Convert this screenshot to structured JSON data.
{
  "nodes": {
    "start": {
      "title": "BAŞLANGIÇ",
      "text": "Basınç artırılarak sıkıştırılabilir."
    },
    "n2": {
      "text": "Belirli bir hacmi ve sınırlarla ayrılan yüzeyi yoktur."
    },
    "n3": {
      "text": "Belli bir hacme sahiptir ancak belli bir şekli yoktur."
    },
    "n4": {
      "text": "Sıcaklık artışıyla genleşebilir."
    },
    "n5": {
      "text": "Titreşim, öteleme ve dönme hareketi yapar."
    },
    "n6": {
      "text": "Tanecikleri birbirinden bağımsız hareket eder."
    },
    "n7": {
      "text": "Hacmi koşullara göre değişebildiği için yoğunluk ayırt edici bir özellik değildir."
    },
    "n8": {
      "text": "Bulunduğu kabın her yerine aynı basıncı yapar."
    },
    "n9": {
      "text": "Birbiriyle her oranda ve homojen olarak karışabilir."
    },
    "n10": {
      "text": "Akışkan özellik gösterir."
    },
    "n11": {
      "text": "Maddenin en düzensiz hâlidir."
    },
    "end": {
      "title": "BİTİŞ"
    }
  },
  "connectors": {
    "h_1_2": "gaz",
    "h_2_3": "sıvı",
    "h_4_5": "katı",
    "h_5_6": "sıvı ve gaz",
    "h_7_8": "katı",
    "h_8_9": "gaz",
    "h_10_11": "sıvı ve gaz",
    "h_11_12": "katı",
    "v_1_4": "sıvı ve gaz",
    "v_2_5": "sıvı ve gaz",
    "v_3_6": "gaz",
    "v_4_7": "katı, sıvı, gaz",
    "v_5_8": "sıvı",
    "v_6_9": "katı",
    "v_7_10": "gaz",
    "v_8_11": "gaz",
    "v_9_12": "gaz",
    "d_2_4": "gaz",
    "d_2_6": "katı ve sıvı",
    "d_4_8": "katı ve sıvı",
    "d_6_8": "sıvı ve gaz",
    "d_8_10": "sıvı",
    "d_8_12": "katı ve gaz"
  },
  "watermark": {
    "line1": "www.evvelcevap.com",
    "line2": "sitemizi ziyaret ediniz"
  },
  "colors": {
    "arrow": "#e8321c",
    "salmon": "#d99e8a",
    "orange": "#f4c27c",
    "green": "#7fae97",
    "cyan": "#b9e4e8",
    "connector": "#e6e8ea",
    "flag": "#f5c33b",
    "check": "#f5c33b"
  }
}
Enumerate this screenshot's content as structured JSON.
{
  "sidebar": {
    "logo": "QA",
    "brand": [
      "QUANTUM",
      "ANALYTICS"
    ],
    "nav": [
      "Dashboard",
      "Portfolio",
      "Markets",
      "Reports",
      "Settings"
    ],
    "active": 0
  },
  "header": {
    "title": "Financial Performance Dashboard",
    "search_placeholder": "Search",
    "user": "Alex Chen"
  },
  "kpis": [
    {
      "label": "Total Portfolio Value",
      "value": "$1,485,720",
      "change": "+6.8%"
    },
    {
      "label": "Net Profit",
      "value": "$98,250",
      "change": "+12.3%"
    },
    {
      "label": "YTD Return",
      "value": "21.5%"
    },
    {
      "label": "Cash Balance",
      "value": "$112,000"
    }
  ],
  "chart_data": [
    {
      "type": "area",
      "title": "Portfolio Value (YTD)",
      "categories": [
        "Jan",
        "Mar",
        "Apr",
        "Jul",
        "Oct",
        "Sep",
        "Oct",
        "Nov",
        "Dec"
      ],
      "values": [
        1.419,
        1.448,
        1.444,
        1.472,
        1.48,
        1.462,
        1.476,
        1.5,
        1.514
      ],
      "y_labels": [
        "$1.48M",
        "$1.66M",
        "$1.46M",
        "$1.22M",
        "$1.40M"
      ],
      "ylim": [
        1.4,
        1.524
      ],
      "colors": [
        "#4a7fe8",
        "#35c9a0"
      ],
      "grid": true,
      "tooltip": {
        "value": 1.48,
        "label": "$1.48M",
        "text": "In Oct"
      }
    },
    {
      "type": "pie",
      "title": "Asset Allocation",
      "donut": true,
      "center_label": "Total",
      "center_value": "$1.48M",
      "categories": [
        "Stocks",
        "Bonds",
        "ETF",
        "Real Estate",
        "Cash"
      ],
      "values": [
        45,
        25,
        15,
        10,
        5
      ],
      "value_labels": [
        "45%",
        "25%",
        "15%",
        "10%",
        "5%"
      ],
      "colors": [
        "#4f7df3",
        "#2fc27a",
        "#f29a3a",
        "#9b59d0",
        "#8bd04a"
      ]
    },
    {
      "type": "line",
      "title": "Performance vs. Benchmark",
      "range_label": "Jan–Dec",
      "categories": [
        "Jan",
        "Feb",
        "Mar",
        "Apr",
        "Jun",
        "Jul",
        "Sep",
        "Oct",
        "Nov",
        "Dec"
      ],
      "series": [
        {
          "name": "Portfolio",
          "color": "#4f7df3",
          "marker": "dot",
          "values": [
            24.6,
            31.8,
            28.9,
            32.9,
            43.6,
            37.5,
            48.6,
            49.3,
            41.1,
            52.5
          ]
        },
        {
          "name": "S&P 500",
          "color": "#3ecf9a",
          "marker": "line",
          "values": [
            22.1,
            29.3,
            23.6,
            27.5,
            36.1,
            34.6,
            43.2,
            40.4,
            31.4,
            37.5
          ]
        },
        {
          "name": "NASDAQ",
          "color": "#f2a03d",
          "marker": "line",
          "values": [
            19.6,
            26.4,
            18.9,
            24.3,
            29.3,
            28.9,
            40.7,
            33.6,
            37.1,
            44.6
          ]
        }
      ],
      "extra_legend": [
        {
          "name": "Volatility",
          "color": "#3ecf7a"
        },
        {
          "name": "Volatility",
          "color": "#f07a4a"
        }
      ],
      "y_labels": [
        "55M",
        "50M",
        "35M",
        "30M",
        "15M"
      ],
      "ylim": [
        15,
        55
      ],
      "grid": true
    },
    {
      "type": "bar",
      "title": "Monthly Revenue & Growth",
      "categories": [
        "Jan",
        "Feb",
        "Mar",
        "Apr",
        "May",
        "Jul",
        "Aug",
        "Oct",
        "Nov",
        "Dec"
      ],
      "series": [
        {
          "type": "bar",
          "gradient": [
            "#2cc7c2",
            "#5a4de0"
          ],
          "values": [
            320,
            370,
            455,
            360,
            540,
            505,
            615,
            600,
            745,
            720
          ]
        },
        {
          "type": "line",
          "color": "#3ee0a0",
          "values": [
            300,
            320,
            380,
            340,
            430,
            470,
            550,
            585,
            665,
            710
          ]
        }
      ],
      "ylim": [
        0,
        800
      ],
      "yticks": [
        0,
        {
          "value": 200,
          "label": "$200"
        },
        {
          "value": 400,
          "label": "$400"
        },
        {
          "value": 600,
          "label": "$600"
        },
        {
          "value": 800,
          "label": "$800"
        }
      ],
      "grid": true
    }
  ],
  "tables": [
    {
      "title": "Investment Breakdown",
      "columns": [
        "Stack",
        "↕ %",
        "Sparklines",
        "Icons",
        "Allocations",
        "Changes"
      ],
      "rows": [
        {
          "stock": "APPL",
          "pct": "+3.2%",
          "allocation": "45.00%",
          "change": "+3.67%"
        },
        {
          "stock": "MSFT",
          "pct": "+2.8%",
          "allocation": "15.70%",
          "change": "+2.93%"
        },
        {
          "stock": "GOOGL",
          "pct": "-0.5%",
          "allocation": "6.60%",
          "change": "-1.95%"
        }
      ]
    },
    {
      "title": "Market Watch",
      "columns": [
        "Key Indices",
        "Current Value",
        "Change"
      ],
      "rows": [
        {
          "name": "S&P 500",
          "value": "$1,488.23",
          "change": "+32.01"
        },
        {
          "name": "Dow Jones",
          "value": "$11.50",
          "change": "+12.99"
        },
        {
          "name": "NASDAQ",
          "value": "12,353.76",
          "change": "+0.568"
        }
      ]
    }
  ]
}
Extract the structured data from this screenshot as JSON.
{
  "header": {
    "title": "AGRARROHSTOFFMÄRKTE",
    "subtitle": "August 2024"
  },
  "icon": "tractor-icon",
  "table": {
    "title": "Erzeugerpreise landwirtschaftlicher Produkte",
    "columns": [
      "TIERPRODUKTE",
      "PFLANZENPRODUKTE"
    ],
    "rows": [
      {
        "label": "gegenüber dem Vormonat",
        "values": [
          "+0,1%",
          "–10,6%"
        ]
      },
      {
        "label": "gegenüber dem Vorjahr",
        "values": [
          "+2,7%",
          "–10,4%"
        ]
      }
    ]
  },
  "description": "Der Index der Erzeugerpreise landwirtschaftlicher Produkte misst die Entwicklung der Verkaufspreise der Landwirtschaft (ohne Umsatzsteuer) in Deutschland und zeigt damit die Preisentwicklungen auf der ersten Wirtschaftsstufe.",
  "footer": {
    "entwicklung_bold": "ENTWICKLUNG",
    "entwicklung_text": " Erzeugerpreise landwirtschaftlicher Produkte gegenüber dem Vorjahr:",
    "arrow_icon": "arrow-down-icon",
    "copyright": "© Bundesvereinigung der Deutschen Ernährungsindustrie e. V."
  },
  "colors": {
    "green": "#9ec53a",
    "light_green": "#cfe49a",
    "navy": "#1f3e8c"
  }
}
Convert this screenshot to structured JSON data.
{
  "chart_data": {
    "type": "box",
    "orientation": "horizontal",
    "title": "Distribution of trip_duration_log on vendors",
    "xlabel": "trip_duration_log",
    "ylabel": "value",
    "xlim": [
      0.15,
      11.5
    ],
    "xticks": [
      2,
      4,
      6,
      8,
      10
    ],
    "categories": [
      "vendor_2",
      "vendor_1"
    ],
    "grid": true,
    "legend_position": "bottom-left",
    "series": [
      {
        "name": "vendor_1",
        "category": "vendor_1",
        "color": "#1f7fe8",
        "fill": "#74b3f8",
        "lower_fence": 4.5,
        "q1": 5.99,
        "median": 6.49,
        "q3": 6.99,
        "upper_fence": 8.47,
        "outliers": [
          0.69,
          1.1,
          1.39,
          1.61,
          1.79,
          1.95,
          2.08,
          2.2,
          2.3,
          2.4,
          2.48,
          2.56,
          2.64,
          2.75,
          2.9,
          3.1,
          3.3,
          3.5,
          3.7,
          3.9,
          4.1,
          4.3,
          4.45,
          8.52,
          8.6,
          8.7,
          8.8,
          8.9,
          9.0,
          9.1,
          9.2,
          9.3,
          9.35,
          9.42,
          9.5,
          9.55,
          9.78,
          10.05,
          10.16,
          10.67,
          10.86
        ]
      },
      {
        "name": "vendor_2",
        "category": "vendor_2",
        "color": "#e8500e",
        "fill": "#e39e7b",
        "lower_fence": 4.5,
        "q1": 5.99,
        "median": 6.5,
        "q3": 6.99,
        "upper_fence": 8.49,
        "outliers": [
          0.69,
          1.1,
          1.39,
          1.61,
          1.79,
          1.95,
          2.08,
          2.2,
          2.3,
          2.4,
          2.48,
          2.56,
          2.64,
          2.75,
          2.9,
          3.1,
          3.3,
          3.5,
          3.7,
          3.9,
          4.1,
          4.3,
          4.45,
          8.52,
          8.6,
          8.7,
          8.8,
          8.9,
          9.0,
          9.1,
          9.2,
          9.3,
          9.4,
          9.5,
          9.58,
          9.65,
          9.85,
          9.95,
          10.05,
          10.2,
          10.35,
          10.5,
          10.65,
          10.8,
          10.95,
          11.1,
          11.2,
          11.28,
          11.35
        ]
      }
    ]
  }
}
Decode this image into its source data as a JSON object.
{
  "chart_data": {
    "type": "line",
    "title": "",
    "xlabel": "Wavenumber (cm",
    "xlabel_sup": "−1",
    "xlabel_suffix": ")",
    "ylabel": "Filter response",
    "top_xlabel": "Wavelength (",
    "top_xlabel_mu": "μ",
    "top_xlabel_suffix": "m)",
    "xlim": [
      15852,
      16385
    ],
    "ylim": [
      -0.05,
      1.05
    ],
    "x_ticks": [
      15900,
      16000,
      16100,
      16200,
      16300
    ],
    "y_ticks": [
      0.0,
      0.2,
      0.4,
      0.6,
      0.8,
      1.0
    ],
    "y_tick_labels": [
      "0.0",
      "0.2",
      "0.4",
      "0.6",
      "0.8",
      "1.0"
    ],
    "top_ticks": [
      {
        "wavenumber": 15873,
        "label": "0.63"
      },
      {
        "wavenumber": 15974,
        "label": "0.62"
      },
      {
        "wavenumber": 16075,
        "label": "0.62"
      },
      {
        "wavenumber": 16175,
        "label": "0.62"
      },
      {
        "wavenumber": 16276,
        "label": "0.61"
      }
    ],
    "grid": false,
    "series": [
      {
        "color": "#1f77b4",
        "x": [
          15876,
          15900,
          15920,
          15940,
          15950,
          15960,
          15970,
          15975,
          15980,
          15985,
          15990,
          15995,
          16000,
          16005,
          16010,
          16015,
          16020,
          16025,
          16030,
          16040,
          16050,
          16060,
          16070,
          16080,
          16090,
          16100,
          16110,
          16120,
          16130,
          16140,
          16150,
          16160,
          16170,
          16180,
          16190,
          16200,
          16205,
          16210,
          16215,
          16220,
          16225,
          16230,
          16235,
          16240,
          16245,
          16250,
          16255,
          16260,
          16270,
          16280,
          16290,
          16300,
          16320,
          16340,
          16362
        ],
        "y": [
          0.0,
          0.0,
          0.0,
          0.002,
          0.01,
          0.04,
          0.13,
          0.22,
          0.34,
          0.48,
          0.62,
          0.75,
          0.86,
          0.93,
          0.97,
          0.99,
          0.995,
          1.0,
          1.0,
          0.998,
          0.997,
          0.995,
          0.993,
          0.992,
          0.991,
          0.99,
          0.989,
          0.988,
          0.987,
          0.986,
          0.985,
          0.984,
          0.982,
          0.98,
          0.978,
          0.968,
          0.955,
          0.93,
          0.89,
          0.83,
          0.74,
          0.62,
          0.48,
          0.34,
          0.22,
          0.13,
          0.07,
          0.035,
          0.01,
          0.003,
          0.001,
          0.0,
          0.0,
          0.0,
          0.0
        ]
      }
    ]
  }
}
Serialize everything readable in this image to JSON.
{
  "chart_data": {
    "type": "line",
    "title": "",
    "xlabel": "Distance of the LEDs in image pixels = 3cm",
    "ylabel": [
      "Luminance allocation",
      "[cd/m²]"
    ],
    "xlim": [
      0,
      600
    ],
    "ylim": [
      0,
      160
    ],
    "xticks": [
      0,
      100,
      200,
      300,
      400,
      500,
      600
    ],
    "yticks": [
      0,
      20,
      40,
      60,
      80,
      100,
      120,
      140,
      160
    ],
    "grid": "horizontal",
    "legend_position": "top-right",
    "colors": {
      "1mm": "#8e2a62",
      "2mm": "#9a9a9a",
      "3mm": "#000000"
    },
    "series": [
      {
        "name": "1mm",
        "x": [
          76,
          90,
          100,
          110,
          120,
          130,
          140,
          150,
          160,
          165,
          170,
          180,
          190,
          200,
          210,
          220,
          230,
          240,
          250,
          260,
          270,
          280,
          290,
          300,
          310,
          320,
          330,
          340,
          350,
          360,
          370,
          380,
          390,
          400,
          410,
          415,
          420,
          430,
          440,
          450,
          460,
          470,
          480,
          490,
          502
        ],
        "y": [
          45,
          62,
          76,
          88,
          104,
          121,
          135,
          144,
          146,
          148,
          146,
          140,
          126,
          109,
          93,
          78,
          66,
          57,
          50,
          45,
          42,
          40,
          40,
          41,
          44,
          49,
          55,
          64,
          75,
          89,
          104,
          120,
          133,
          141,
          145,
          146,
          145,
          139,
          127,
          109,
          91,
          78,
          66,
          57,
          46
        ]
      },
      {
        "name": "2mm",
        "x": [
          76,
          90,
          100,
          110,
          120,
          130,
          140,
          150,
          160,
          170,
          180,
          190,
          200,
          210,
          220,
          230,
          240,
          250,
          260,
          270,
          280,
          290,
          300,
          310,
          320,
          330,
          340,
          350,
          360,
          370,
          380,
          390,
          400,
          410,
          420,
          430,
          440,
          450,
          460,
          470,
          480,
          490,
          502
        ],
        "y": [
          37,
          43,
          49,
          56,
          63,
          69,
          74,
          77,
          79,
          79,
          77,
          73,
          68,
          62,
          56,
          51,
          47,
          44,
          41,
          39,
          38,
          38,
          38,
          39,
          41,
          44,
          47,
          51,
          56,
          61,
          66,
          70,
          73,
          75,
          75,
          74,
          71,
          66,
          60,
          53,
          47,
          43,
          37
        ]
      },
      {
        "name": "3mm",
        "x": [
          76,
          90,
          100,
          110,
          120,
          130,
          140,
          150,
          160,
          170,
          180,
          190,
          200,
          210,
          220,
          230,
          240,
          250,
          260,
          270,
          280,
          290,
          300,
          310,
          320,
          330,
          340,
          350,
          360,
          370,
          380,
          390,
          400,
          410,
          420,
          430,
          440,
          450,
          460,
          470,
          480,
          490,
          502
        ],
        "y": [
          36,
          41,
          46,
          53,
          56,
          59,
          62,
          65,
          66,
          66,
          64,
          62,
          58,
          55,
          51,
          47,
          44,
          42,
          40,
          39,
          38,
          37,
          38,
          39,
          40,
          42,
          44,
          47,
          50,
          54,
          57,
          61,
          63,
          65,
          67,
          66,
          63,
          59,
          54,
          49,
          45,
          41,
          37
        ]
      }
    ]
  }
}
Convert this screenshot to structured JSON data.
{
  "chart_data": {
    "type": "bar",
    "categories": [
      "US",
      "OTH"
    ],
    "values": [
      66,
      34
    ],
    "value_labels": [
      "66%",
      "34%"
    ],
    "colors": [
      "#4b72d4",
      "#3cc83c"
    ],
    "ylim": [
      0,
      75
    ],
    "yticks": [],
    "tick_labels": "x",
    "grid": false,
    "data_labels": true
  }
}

→ **Do this**:
In the material above, find each line that contains the word "Vorjahr", and select it.

→ **In response**:
        "label": "gegenüber dem Vorjahr",
    "entwicklung_text": " Erzeugerpreise landwirtschaftlicher Produkte gegenüber dem Vorjahr:",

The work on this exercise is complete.